Begin

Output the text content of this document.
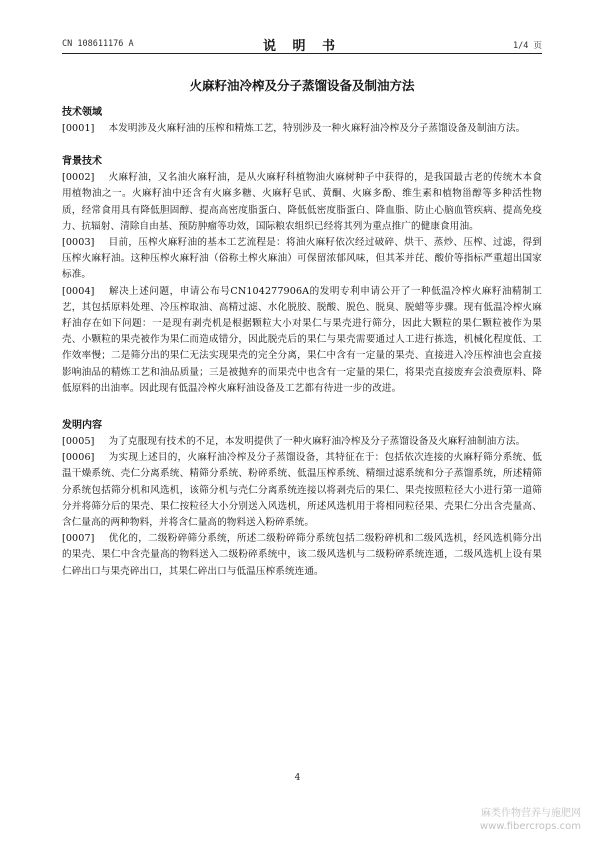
CN 108611176 A	说 明 书	1/4 页
火麻籽油冷榨及分子蒸馏设备及制油方法
技术领域

[0001] 本发明涉及火麻籽油的压榨和精炼工艺，特别涉及一种火麻籽油冷榨及分子蒸馏设备及制油方法。

背景技术

[0002] 火麻籽油，又名油火麻籽油，是从火麻籽科植物油火麻树种子中获得的，是我国最古老的传统木本食用植物油之一。火麻籽油中还含有火麻多糖、火麻籽皂甙、黄酮、火麻多酚、维生素和植物甾醇等多种活性物质，经常食用具有降低胆固醇、提高高密度脂蛋白、降低低密度脂蛋白、降血脂、防止心脑血管疾病、提高免疫力、抗辐射、清除自由基、预防肿瘤等功效，国际粮农组织已经将其列为重点推广的健康食用油。

[0003] 目前，压榨火麻籽油的基本工艺流程是：将油火麻籽依次经过破碎、烘干、蒸炒、压榨、过滤，得到压榨火麻籽油。这种压榨火麻籽油（俗称土榨火麻油）可保留浓郁风味，但其苯并芘、酸价等指标严重超出国家标准。

[0004] 解决上述问题，申请公布号CN104277906A的发明专利申请公开了一种低温冷榨火麻籽油精制工艺，其包括原料处理、冷压榨取油、高精过滤、水化脱胶、脱酸、脱色、脱臭、脱蜡等步骤。现有低温冷榨火麻籽油存在如下问题：一是现有剥壳机是根据颗粒大小对果仁与果壳进行筛分，因此大颗粒的果仁颗粒被作为果壳、小颗粒的果壳被作为果仁而造成错分，因此脱壳后的果仁与果壳需要通过人工进行拣选，机械化程度低、工作效率慢；二是筛分出的果仁无法实现果壳的完全分离，果仁中含有一定量的果壳、直接进入冷压榨油也会直接影响油品的精炼工艺和油品质量；三是被抛弃的而果壳中也含有一定量的果仁，将果壳直接废弃会浪费原料、降低原料的出油率。因此现有低温冷榨火麻籽油设备及工艺都有待进一步的改进。

发明内容

[0005] 为了克服现有技术的不足，本发明提供了一种火麻籽油冷榨及分子蒸馏设备及火麻籽油制油方法。

[0006] 为实现上述目的，火麻籽油冷榨及分子蒸馏设备，其特征在于：包括依次连接的火麻籽筛分系统、低温干燥系统、壳仁分离系统、精筛分系统、粉碎系统、低温压榨系统、精细过滤系统和分子蒸馏系统，所述精筛分系统包括筛分机和风选机，该筛分机与壳仁分离系统连接以将剥壳后的果仁、果壳按照粒径大小进行第一道筛分并将筛分后的果壳、果仁按粒径大小分别送入风选机，所述风选机用于将相同粒径果、壳果仁分出含壳量高、含仁量高的两种物料，并将含仁量高的物料送入粉碎系统。

[0007] 优化的，二级粉碎筛分系统，所述二级粉碎筛分系统包括二级粉碎机和二级风选机，经风选机筛分出的果壳、果仁中含壳量高的物料送入二级粉碎系统中，该二级风选机与二级粉碎系统连通，二级风选机上设有果仁碎出口与果壳碎出口，其果仁碎出口与低温压榨系统连通。

4
麻类作物营养与施肥网
www.fibercrops.com
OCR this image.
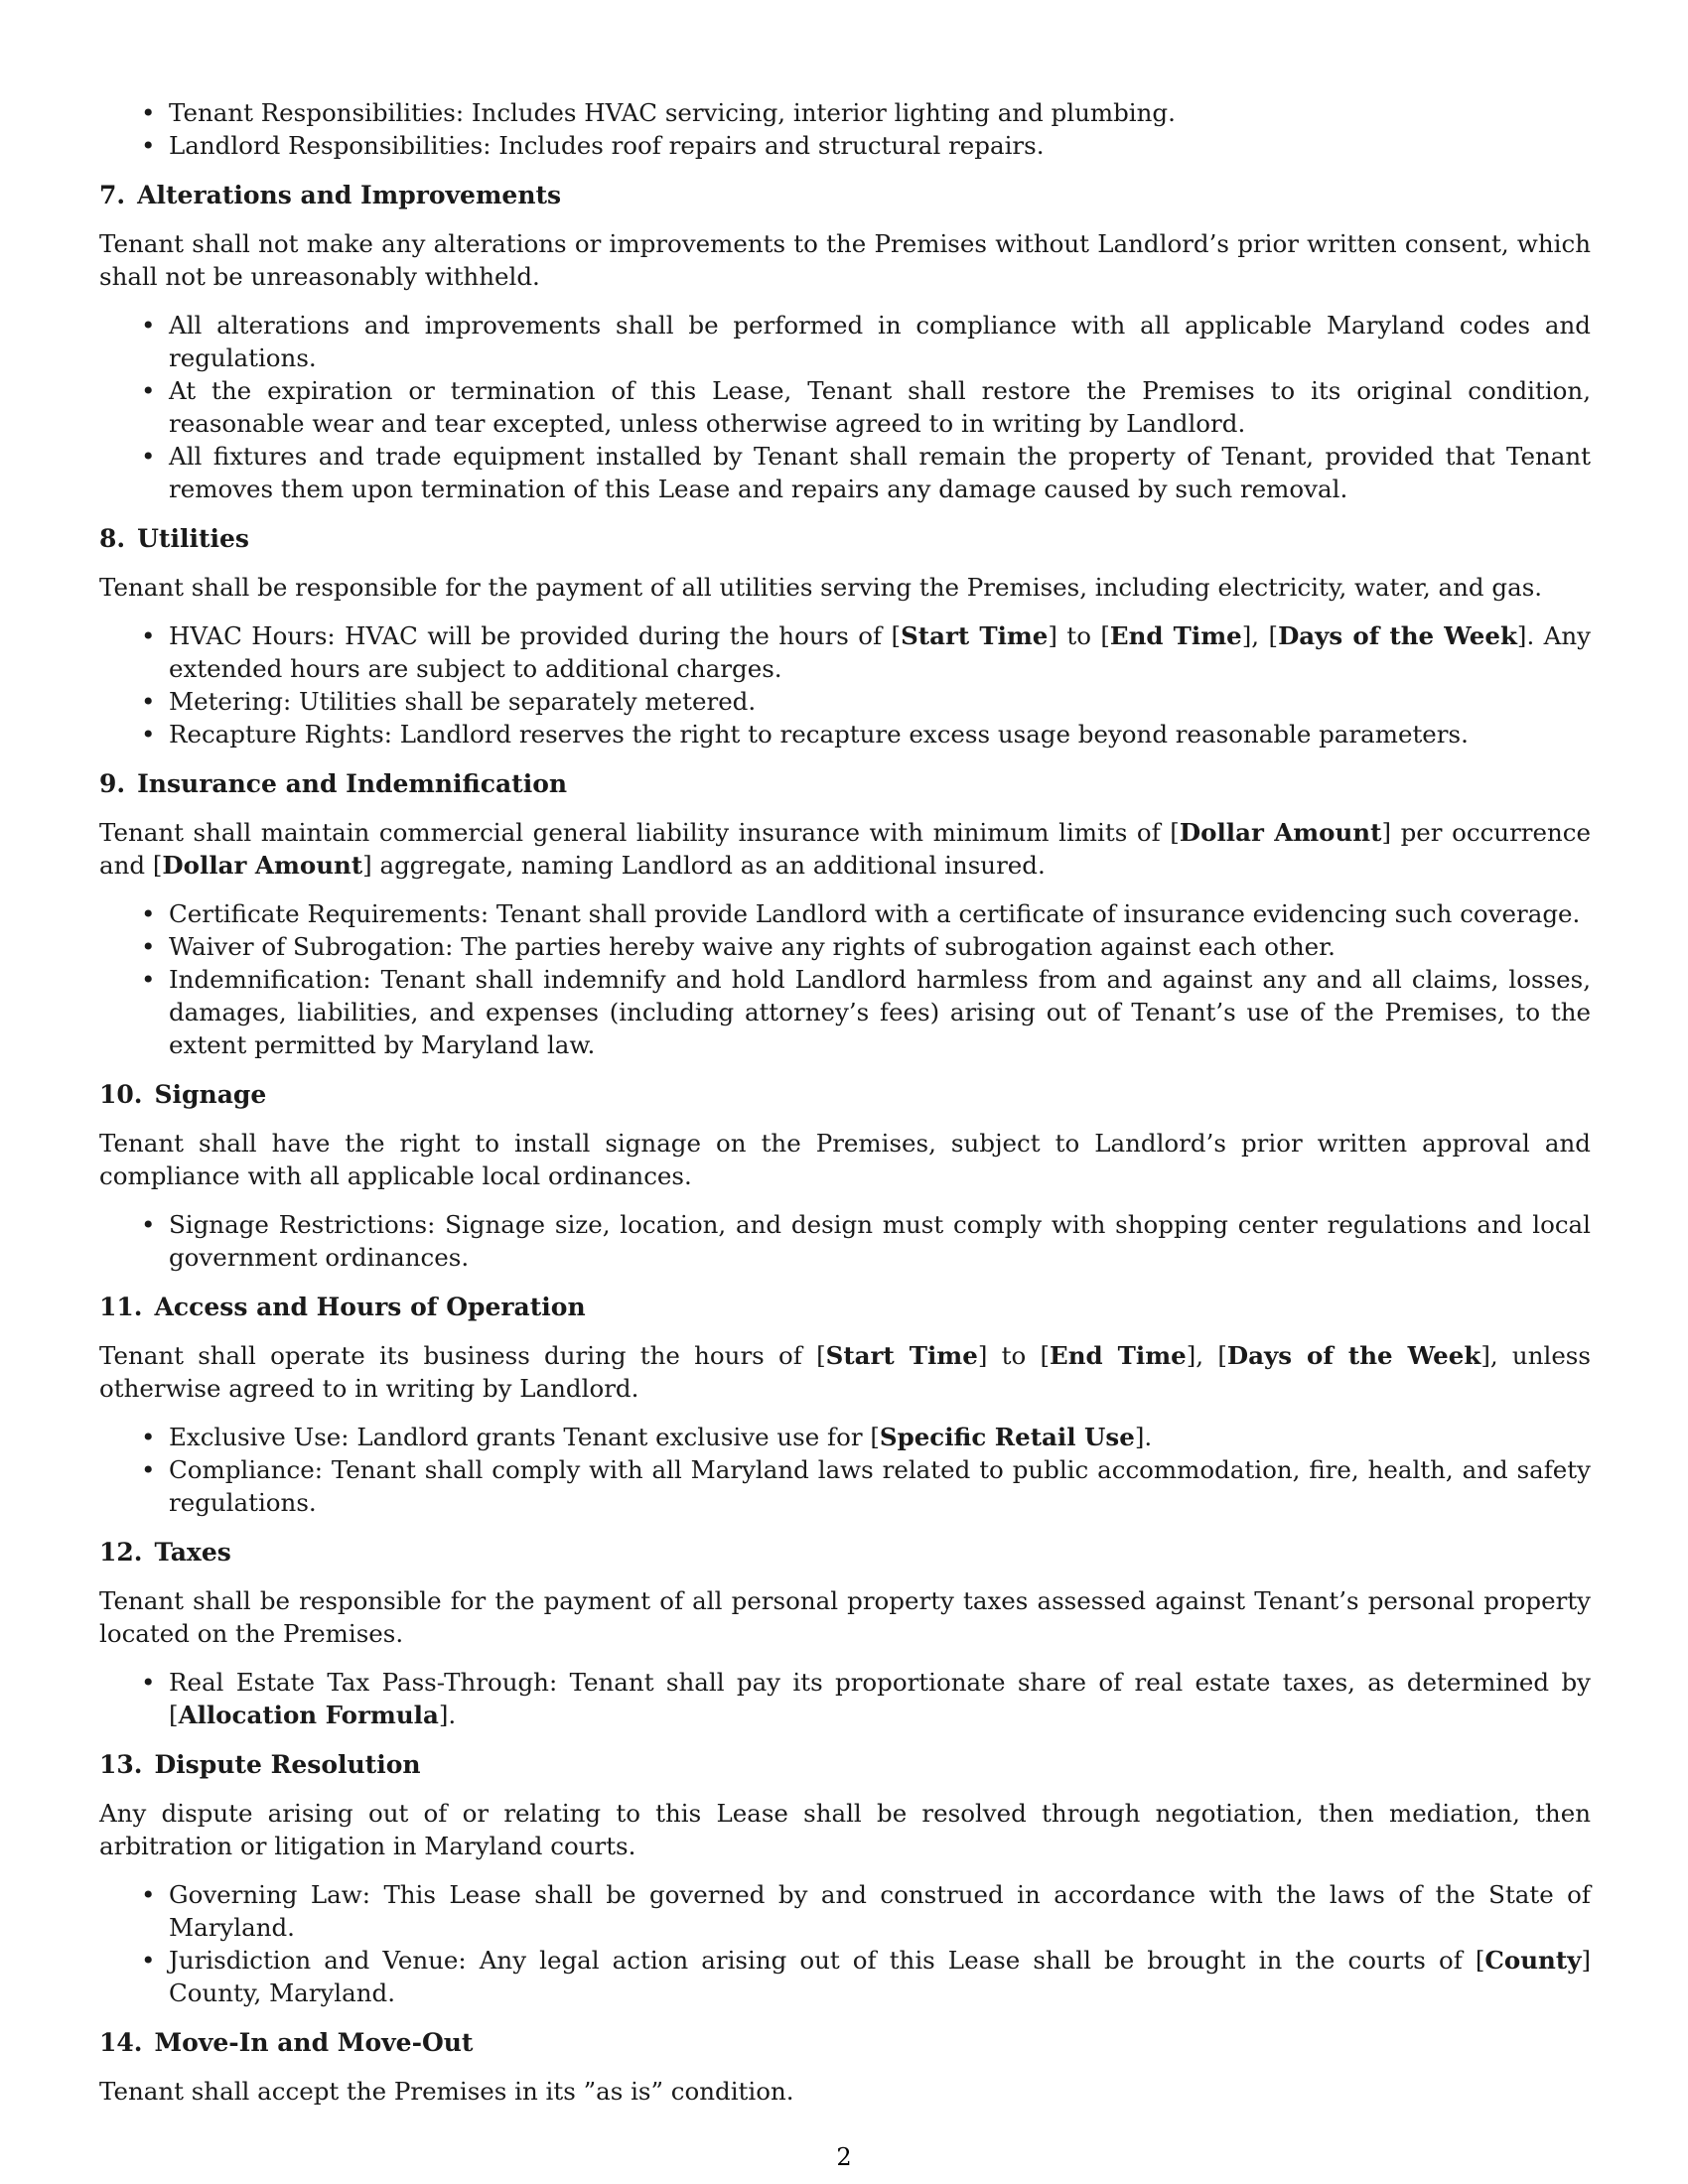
• Tenant Responsibilities: Includes HVAC servicing, interior lighting and plumbing.
• Landlord Responsibilities: Includes roof repairs and structural repairs.
7. Alterations and Improvements

Tenant shall not make any alterations or improvements to the Premises without Landlord’s prior written consent, which shall not be unreasonably withheld.

• All alterations and improvements shall be performed in compliance with all applicable Maryland codes and regulations.
• At the expiration or termination of this Lease, Tenant shall restore the Premises to its original condition, reasonable wear and tear excepted, unless otherwise agreed to in writing by Landlord.
• All fixtures and trade equipment installed by Tenant shall remain the property of Tenant, provided that Tenant removes them upon termination of this Lease and repairs any damage caused by such removal.
8. Utilities

Tenant shall be responsible for the payment of all utilities serving the Premises, including electricity, water, and gas.

• HVAC Hours: HVAC will be provided during the hours of [Start Time] to [End Time], [Days of the Week]. Any extended hours are subject to additional charges.
• Metering: Utilities shall be separately metered.
• Recapture Rights: Landlord reserves the right to recapture excess usage beyond reasonable parameters.
9. Insurance and Indemnification

Tenant shall maintain commercial general liability insurance with minimum limits of [Dollar Amount] per occurrence and [Dollar Amount] aggregate, naming Landlord as an additional insured.

• Certificate Requirements: Tenant shall provide Landlord with a certificate of insurance evidencing such coverage.
• Waiver of Subrogation: The parties hereby waive any rights of subrogation against each other.
• Indemnification: Tenant shall indemnify and hold Landlord harmless from and against any and all claims, losses, damages, liabilities, and expenses (including attorney’s fees) arising out of Tenant’s use of the Premises, to the extent permitted by Maryland law.
10. Signage

Tenant shall have the right to install signage on the Premises, subject to Landlord’s prior written approval and compliance with all applicable local ordinances.

• Signage Restrictions: Signage size, location, and design must comply with shopping center regulations and local government ordinances.
11. Access and Hours of Operation

Tenant shall operate its business during the hours of [Start Time] to [End Time], [Days of the Week], unless otherwise agreed to in writing by Landlord.

• Exclusive Use: Landlord grants Tenant exclusive use for [Specific Retail Use].
• Compliance: Tenant shall comply with all Maryland laws related to public accommodation, fire, health, and safety regulations.
12. Taxes

Tenant shall be responsible for the payment of all personal property taxes assessed against Tenant’s personal property located on the Premises.

• Real Estate Tax Pass-Through: Tenant shall pay its proportionate share of real estate taxes, as determined by [Allocation Formula].
13. Dispute Resolution

Any dispute arising out of or relating to this Lease shall be resolved through negotiation, then mediation, then arbitration or litigation in Maryland courts.

• Governing Law: This Lease shall be governed by and construed in accordance with the laws of the State of Maryland.
• Jurisdiction and Venue: Any legal action arising out of this Lease shall be brought in the courts of [County] County, Maryland.
14. Move-In and Move-Out

Tenant shall accept the Premises in its ”as is” condition.

2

End

*What to do*: Provide only the number of lines in the records containing the string "property".

*Output*: 2